#### EXTRACTED RECORDS

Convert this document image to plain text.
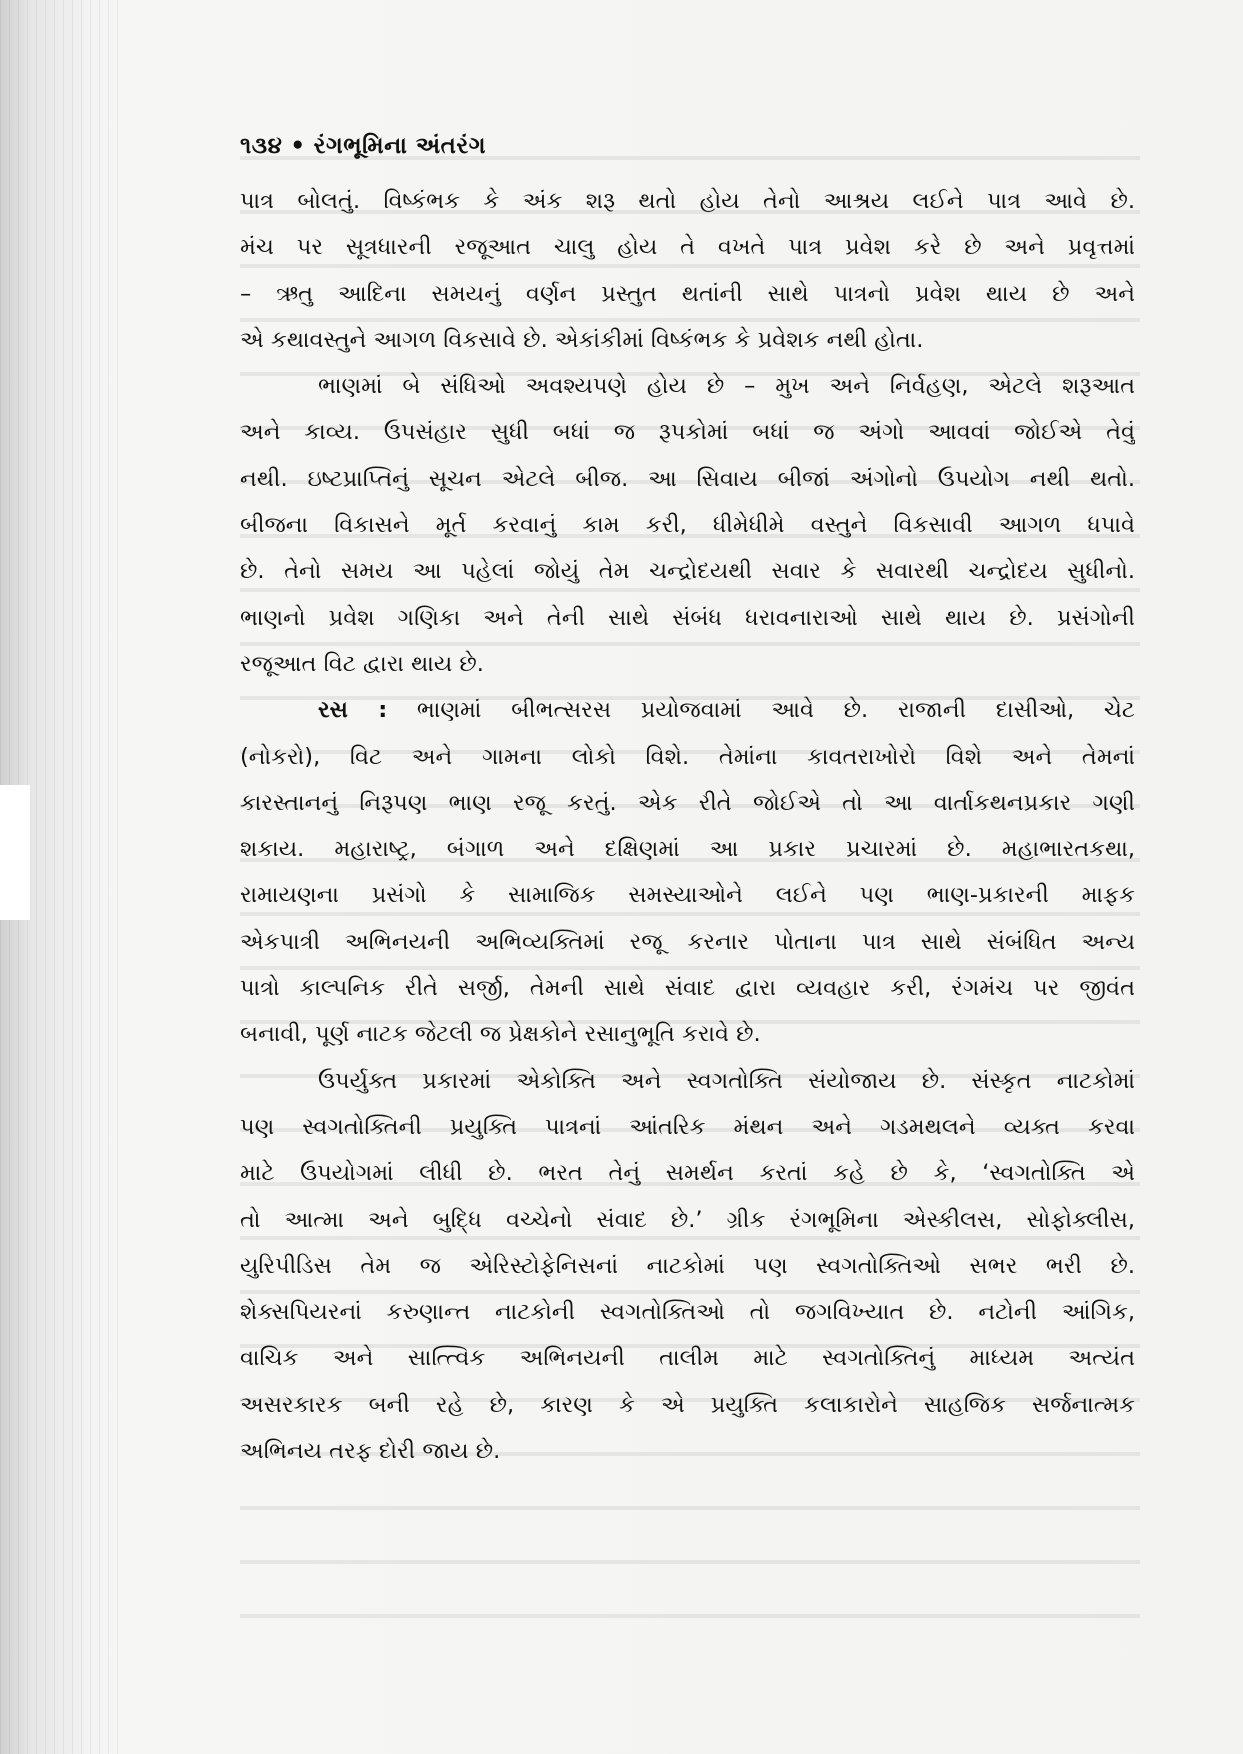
૧૩૪ • રંગભૂમિના અંતરંગ
પાત્ર બોલતું. વિષ્કંભક કે અંક શરૂ થતો હોય તેનો આશ્રય લઈને પાત્ર આવે છે.
મંચ પર સૂત્રધારની રજૂઆત ચાલુ હોય તે વખતે પાત્ર પ્રવેશ કરે છે અને પ્રવૃત્તમાં
– ઋતુ આદિના સમયનું વર્ણન પ્રસ્તુત થતાંની સાથે પાત્રનો પ્રવેશ થાય છે અને
એ કથાવસ્તુને આગળ વિકસાવે છે. એકાંકીમાં વિષ્કંભક કે પ્રવેશક નથી હોતા.
ભાણમાં બે સંધિઓ અવશ્યપણે હોય છે – મુખ અને નિર્વહણ, એટલે શરૂઆત
અને કાવ્ય. ઉપસંહાર સુધી બધાં જ રૂપકોમાં બધાં જ અંગો આવવાં જોઈએ તેવું
નથી. ઇષ્ટપ્રાપ્તિનું સૂચન એટલે બીજ. આ સિવાય બીજાં અંગોનો ઉપયોગ નથી થતો.
બીજના વિકાસને મૂર્ત કરવાનું કામ કરી, ધીમેધીમે વસ્તુને વિકસાવી આગળ ધપાવે
છે. તેનો સમય આ પહેલાં જોયું તેમ ચન્દ્રોદયથી સવાર કે સવારથી ચન્દ્રોદય સુધીનો.
ભાણનો પ્રવેશ ગણિકા અને તેની સાથે સંબંધ ધરાવનારાઓ સાથે થાય છે. પ્રસંગોની
રજૂઆત વિટ દ્વારા થાય છે.
રસ : ભાણમાં બીભત્સરસ પ્રયોજવામાં આવે છે. રાજાની દાસીઓ, ચેટ
(નોકરો), વિટ અને ગામના લોકો વિશે. તેમાંના કાવતરાખોરો વિશે અને તેમનાં
કારસ્તાનનું નિરૂપણ ભાણ રજૂ કરતું. એક રીતે જોઈએ તો આ વાર્તાકથનપ્રકાર ગણી
શકાય. મહારાષ્ટ્ર, બંગાળ અને દક્ષિણમાં આ પ્રકાર પ્રચારમાં છે. મહાભારતકથા,
રામાયણના પ્રસંગો કે સામાજિક સમસ્યાઓને લઈને પણ ભાણ-પ્રકારની માફક
એકપાત્રી અભિનયની અભિવ્યક્તિમાં રજૂ કરનાર પોતાના પાત્ર સાથે સંબંધિત અન્ય
પાત્રો કાલ્પનિક રીતે સર્જી, તેમની સાથે સંવાદ દ્વારા વ્યવહાર કરી, રંગમંચ પર જીવંત
બનાવી, પૂર્ણ નાટક જેટલી જ પ્રેક્ષકોને રસાનુભૂતિ કરાવે છે.
ઉપર્યુક્ત પ્રકારમાં એકોક્તિ અને સ્વગતોક્તિ સંયોજાય છે. સંસ્કૃત નાટકોમાં
પણ સ્વગતોક્તિની પ્રયુક્તિ પાત્રનાં આંતરિક મંથન અને ગડમથલને વ્યક્ત કરવા
માટે ઉપયોગમાં લીધી છે. ભરત તેનું સમર્થન કરતાં કહે છે કે, ‘સ્વગતોક્તિ એ
તો આત્મા અને બુદ્ધિ વચ્ચેનો સંવાદ છે.’ ગ્રીક રંગભૂમિના એસ્કીલસ, સોફોક્લીસ,
યુરિપીડિસ તેમ જ એરિસ્ટોફેનિસનાં નાટકોમાં પણ સ્વગતોક્તિઓ સભર ભરી છે.
શેક્સપિયરનાં કરુણાન્ત નાટકોની સ્વગતોક્તિઓ તો જગવિખ્યાત છે. નટોની આંગિક,
વાચિક અને સાત્ત્વિક અભિનયની તાલીમ માટે સ્વગતોક્તિનું માધ્યમ અત્યંત
અસરકારક બની રહે છે, કારણ કે એ પ્રયુક્તિ કલાકારોને સાહજિક સર્જનાત્મક
અભિનય તરફ દોરી જાય છે.
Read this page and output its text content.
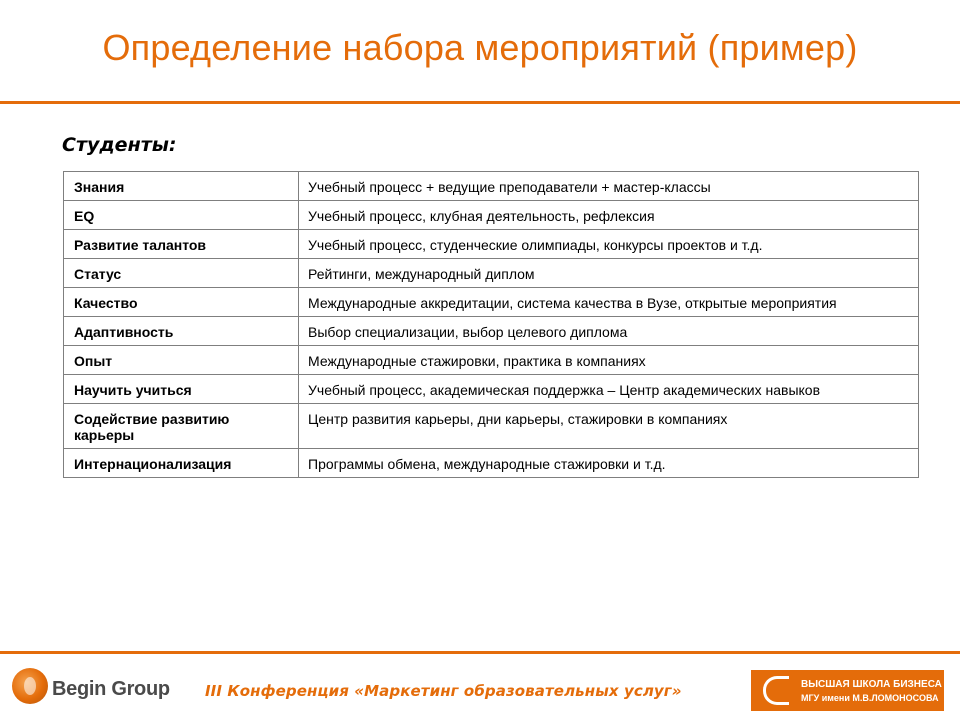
Определение набора мероприятий (пример)
Студенты:
Знания	Учебный процесс + ведущие преподаватели + мастер-классы
EQ	Учебный процесс, клубная деятельность, рефлексия
Развитие талантов	Учебный процесс, студенческие олимпиады, конкурсы проектов и т.д.
Статус	Рейтинги, международный диплом
Качество	Международные аккредитации, система качества в Вузе, открытые мероприятия
Адаптивность	Выбор специализации, выбор целевого диплома
Опыт	Международные стажировки, практика в компаниях
Научить учиться	Учебный процесс, академическая поддержка – Центр академических навыков
Содействие развитию карьеры	Центр развития карьеры, дни карьеры, стажировки в компаниях
Интернационализация	Программы обмена, международные стажировки и т.д.
Begin Group III Конференция «Маркетинг образовательных услуг»	ВЫСШАЯ ШКОЛА БИЗНЕСА
МГУ имени М.В.ЛОМОНОСОВА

########

Give back the whole listing as it stands, minus its pictures.

## RESPONSE BELOW:
Convert this document image to plain text.
૧૩૪ • રંગભૂમિના અંતરંગ
પાત્ર બોલતું. વિષ્કંભક કે અંક શરૂ થતો હોય તેનો આશ્રય લઈને પાત્ર આવે છે.
મંચ પર સૂત્રધારની રજૂઆત ચાલુ હોય તે વખતે પાત્ર પ્રવેશ કરે છે અને પ્રવૃત્તમાં
– ઋતુ આદિના સમયનું વર્ણન પ્રસ્તુત થતાંની સાથે પાત્રનો પ્રવેશ થાય છે અને
એ કથાવસ્તુને આગળ વિકસાવે છે. એકાંકીમાં વિષ્કંભક કે પ્રવેશક નથી હોતા.
ભાણમાં બે સંધિઓ અવશ્યપણે હોય છે – મુખ અને નિર્વહણ, એટલે શરૂઆત
અને કાવ્ય. ઉપસંહાર સુધી બધાં જ રૂપકોમાં બધાં જ અંગો આવવાં જોઈએ તેવું
નથી. ઇષ્ટપ્રાપ્તિનું સૂચન એટલે બીજ. આ સિવાય બીજાં અંગોનો ઉપયોગ નથી થતો.
બીજના વિકાસને મૂર્ત કરવાનું કામ કરી, ધીમેધીમે વસ્તુને વિકસાવી આગળ ધપાવે
છે. તેનો સમય આ પહેલાં જોયું તેમ ચન્દ્રોદયથી સવાર કે સવારથી ચન્દ્રોદય સુધીનો.
ભાણનો પ્રવેશ ગણિકા અને તેની સાથે સંબંધ ધરાવનારાઓ સાથે થાય છે. પ્રસંગોની
રજૂઆત વિટ દ્વારા થાય છે.
રસ : ભાણમાં બીભત્સરસ પ્રયોજવામાં આવે છે. રાજાની દાસીઓ, ચેટ
(નોકરો), વિટ અને ગામના લોકો વિશે. તેમાંના કાવતરાખોરો વિશે અને તેમનાં
કારસ્તાનનું નિરૂપણ ભાણ રજૂ કરતું. એક રીતે જોઈએ તો આ વાર્તાકથનપ્રકાર ગણી
શકાય. મહારાષ્ટ્ર, બંગાળ અને દક્ષિણમાં આ પ્રકાર પ્રચારમાં છે. મહાભારતકથા,
રામાયણના પ્રસંગો કે સામાજિક સમસ્યાઓને લઈને પણ ભાણ-પ્રકારની માફક
એકપાત્રી અભિનયની અભિવ્યક્તિમાં રજૂ કરનાર પોતાના પાત્ર સાથે સંબંધિત અન્ય
પાત્રો કાલ્પનિક રીતે સર્જી, તેમની સાથે સંવાદ દ્વારા વ્યવહાર કરી, રંગમંચ પર જીવંત
બનાવી, પૂર્ણ નાટક જેટલી જ પ્રેક્ષકોને રસાનુભૂતિ કરાવે છે.
ઉપર્યુક્ત પ્રકારમાં એકોક્તિ અને સ્વગતોક્તિ સંયોજાય છે. સંસ્કૃત નાટકોમાં
પણ સ્વગતોક્તિની પ્રયુક્તિ પાત્રનાં આંતરિક મંથન અને ગડમથલને વ્યક્ત કરવા
માટે ઉપયોગમાં લીધી છે. ભરત તેનું સમર્થન કરતાં કહે છે કે, ‘સ્વગતોક્તિ એ
તો આત્મા અને બુદ્ધિ વચ્ચેનો સંવાદ છે.’ ગ્રીક રંગભૂમિના એસ્કીલસ, સોફોક્લીસ,
યુરિપીડિસ તેમ જ એરિસ્ટોફેનિસનાં નાટકોમાં પણ સ્વગતોક્તિઓ સભર ભરી છે.
શેક્સપિયરનાં કરુણાન્ત નાટકોની સ્વગતોક્તિઓ તો જગવિખ્યાત છે. નટોની આંગિક,
વાચિક અને સાત્ત્વિક અભિનયની તાલીમ માટે સ્વગતોક્તિનું માધ્યમ અત્યંત
અસરકારક બની રહે છે, કારણ કે એ પ્રયુક્તિ કલાકારોને સાહજિક સર્જનાત્મક
અભિનય તરફ દોરી જાય છે.
Read this page and output its text content.
Определение набора мероприятий (пример)
Студенты:
Знания	Учебный процесс + ведущие преподаватели + мастер-классы
EQ	Учебный процесс, клубная деятельность, рефлексия
Развитие талантов	Учебный процесс, студенческие олимпиады, конкурсы проектов и т.д.
Статус	Рейтинги, международный диплом
Качество	Международные аккредитации, система качества в Вузе, открытые мероприятия
Адаптивность	Выбор специализации, выбор целевого диплома
Опыт	Международные стажировки, практика в компаниях
Научить учиться	Учебный процесс, академическая поддержка – Центр академических навыков
Содействие развитию карьеры	Центр развития карьеры, дни карьеры, стажировки в компаниях
Интернационализация	Программы обмена, международные стажировки и т.д.
Begin Group III Конференция «Маркетинг образовательных услуг»	ВЫСШАЯ ШКОЛА БИЗНЕСА
МГУ имени М.В.ЛОМОНОСОВА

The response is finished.